WHAT IS ASKED> Search the listing below for the string "City" and copy every line where it occurs.
[start]
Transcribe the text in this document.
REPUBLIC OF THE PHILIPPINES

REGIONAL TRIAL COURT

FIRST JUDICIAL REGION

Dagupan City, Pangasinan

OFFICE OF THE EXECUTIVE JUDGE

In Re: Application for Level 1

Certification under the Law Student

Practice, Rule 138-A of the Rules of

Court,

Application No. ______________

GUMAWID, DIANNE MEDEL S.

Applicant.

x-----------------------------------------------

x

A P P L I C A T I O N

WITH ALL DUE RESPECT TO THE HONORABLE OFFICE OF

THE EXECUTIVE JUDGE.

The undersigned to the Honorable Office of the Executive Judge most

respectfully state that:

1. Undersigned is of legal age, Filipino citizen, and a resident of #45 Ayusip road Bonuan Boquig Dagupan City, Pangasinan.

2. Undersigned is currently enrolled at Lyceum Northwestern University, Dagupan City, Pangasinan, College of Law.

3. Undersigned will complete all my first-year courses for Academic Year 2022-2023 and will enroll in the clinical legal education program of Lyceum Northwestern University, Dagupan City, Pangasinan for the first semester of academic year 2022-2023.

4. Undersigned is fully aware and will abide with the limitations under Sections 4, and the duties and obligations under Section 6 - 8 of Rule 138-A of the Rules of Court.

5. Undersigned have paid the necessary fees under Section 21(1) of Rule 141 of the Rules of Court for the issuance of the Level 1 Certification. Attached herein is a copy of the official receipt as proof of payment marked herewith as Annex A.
[end]
WRITTEN SOLUTION>
Dagupan City, Pangasinan
1. Undersigned is of legal age, Filipino citizen, and a resident of #45 Ayusip road Bonuan Boquig Dagupan City, Pangasinan.
2. Undersigned is currently enrolled at Lyceum Northwestern University, Dagupan City, Pangasinan, College of Law.
3. Undersigned will complete all my first-year courses for Academic Year 2022-2023 and will enroll in the clinical legal education program of Lyceum Northwestern University, Dagupan City, Pangasinan for the first semester of academic year 2022-2023.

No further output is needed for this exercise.